_Work instructions_
Copy every line that mentions the word "ἐποχῆς".

____ Task material

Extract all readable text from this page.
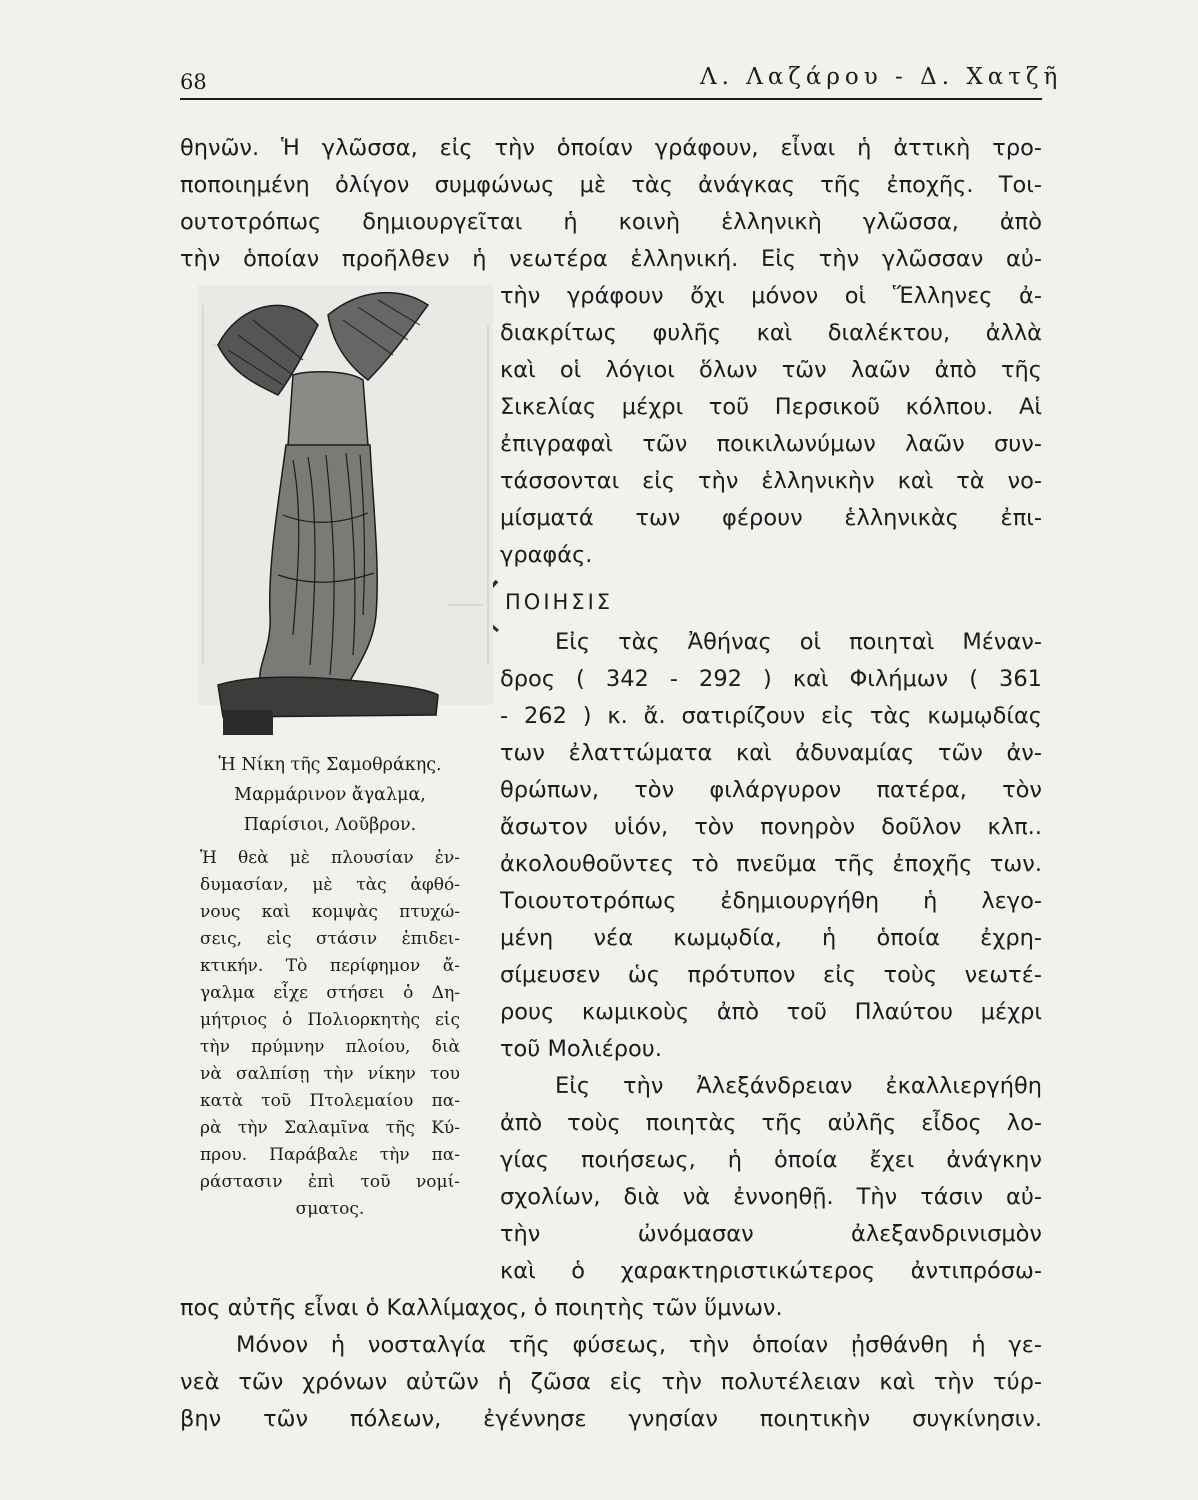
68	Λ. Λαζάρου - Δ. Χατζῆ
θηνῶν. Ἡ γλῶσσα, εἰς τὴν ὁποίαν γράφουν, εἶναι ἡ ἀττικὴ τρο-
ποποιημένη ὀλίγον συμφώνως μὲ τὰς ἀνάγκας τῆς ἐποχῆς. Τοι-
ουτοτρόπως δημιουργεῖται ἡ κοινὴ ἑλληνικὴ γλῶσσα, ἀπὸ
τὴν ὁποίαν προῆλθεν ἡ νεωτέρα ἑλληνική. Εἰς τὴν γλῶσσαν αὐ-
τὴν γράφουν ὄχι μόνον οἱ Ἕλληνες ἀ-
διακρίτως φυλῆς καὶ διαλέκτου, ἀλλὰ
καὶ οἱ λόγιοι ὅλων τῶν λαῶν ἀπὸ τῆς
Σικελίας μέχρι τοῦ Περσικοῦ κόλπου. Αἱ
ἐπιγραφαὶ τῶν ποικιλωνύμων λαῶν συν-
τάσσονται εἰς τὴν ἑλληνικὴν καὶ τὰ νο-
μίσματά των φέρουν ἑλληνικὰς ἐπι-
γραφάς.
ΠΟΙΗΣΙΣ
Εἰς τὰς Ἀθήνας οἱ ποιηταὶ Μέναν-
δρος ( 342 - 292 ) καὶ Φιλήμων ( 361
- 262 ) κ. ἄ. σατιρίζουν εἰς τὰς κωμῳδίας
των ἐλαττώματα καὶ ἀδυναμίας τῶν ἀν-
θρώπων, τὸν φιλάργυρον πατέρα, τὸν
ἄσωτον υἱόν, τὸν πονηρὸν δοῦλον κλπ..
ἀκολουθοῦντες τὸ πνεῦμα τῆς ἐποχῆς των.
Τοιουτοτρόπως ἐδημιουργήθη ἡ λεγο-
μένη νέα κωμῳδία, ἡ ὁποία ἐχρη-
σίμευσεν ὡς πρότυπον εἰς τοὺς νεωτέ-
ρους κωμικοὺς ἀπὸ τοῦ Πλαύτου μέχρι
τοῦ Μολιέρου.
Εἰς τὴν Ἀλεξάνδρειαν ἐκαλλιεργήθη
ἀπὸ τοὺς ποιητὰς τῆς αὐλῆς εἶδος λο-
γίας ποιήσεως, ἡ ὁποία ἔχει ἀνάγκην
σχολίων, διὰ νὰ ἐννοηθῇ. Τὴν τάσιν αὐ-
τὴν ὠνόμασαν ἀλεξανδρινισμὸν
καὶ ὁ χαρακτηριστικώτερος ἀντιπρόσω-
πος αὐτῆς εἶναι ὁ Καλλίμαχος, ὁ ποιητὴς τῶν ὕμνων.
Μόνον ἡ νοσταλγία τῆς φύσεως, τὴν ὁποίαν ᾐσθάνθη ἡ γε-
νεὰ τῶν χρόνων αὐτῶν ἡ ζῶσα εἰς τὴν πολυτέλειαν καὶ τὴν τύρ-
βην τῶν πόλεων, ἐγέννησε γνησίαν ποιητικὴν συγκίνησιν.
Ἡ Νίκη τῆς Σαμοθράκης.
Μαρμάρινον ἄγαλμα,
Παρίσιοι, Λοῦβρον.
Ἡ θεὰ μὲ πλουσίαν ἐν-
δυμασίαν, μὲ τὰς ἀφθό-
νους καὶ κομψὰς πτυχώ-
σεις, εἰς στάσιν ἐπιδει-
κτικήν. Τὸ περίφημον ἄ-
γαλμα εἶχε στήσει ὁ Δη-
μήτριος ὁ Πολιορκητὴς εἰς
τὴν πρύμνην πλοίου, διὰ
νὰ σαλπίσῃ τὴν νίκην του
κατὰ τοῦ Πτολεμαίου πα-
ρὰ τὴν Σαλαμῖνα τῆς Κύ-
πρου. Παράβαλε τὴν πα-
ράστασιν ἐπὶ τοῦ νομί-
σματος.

________
____ Task material

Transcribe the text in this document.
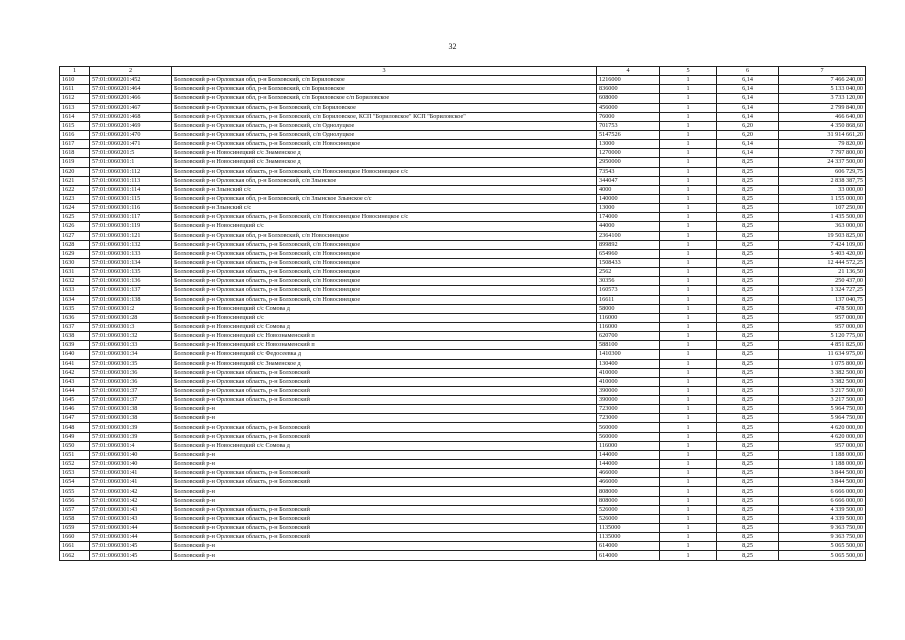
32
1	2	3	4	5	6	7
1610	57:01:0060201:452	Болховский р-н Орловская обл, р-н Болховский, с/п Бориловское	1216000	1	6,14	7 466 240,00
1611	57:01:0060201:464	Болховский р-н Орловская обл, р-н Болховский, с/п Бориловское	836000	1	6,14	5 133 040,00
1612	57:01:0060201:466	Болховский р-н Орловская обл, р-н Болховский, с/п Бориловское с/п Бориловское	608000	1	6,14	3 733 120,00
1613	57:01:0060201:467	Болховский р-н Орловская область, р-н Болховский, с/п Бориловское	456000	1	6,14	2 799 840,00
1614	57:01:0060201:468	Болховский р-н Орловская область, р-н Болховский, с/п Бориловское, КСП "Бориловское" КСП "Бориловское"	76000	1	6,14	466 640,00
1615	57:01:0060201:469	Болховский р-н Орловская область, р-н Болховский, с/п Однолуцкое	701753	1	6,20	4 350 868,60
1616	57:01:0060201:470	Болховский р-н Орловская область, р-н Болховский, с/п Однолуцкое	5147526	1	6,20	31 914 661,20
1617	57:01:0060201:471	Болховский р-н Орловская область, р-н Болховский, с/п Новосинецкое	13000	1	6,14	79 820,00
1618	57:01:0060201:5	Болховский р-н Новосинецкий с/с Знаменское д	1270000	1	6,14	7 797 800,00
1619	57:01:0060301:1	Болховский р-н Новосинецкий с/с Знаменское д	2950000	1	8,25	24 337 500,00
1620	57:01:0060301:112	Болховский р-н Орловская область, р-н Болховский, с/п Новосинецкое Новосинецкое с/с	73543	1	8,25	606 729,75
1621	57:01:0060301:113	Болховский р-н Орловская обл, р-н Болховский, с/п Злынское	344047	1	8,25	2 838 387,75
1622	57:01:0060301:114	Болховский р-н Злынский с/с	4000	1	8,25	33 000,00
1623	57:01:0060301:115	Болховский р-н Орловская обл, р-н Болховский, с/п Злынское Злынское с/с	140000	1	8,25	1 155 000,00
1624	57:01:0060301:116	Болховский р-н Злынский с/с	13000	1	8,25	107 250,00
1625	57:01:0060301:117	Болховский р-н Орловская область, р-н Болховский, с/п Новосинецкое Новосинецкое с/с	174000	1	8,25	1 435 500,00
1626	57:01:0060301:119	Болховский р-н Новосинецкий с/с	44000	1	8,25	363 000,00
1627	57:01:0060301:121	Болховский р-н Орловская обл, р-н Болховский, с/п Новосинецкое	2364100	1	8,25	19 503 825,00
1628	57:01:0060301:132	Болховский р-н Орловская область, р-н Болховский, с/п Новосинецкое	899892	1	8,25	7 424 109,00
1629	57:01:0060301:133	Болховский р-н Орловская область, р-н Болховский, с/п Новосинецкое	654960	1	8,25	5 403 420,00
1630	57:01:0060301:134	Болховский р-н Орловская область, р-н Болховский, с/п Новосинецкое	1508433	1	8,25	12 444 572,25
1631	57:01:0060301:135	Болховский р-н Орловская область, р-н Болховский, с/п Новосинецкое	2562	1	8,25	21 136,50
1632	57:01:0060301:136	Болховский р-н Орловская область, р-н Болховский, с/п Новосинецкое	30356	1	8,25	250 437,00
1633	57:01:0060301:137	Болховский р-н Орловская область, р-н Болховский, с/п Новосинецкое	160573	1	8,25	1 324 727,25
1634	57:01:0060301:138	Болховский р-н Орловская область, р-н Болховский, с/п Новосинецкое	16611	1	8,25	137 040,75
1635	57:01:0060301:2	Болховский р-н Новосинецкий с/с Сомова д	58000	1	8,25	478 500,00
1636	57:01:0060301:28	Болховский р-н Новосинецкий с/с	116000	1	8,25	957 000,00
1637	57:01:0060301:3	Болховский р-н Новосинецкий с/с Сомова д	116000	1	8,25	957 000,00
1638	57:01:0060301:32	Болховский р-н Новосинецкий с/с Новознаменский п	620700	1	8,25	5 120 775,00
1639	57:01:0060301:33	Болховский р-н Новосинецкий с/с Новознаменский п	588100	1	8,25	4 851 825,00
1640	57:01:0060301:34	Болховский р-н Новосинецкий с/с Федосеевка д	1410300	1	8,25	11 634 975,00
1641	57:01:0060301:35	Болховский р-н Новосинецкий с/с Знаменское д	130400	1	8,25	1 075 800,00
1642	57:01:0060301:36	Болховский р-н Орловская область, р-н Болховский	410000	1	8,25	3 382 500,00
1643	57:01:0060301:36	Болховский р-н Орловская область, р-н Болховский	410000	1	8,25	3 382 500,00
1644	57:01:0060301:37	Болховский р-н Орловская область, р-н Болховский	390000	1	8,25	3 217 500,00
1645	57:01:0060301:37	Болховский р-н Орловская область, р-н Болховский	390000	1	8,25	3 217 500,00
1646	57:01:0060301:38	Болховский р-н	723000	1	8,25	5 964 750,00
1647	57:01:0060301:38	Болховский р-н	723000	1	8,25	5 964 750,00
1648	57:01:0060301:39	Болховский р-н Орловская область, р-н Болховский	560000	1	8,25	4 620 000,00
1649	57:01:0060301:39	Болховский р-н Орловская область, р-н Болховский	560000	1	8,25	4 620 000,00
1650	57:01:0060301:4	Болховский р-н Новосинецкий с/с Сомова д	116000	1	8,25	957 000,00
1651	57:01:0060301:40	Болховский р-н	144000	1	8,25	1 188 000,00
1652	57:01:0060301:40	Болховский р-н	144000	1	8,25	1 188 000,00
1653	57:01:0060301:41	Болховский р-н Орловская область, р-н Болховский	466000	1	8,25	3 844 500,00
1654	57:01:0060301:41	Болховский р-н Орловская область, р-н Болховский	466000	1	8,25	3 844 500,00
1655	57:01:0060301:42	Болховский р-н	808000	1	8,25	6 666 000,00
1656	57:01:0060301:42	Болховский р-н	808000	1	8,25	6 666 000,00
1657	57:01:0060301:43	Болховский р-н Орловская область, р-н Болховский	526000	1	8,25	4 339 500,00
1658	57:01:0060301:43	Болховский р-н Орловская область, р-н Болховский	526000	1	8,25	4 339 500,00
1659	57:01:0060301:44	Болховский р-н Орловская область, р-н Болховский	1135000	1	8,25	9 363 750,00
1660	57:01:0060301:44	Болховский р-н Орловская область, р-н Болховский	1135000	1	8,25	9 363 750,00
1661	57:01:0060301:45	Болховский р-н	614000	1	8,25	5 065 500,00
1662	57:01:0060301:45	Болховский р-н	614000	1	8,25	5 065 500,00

________

_Expected answer_
ποποιημένη ὀλίγον συμφώνως μὲ τὰς ἀνάγκας τῆς ἐποχῆς. Τοι-
ἀκολουθοῦντες τὸ πνεῦμα τῆς ἐποχῆς των.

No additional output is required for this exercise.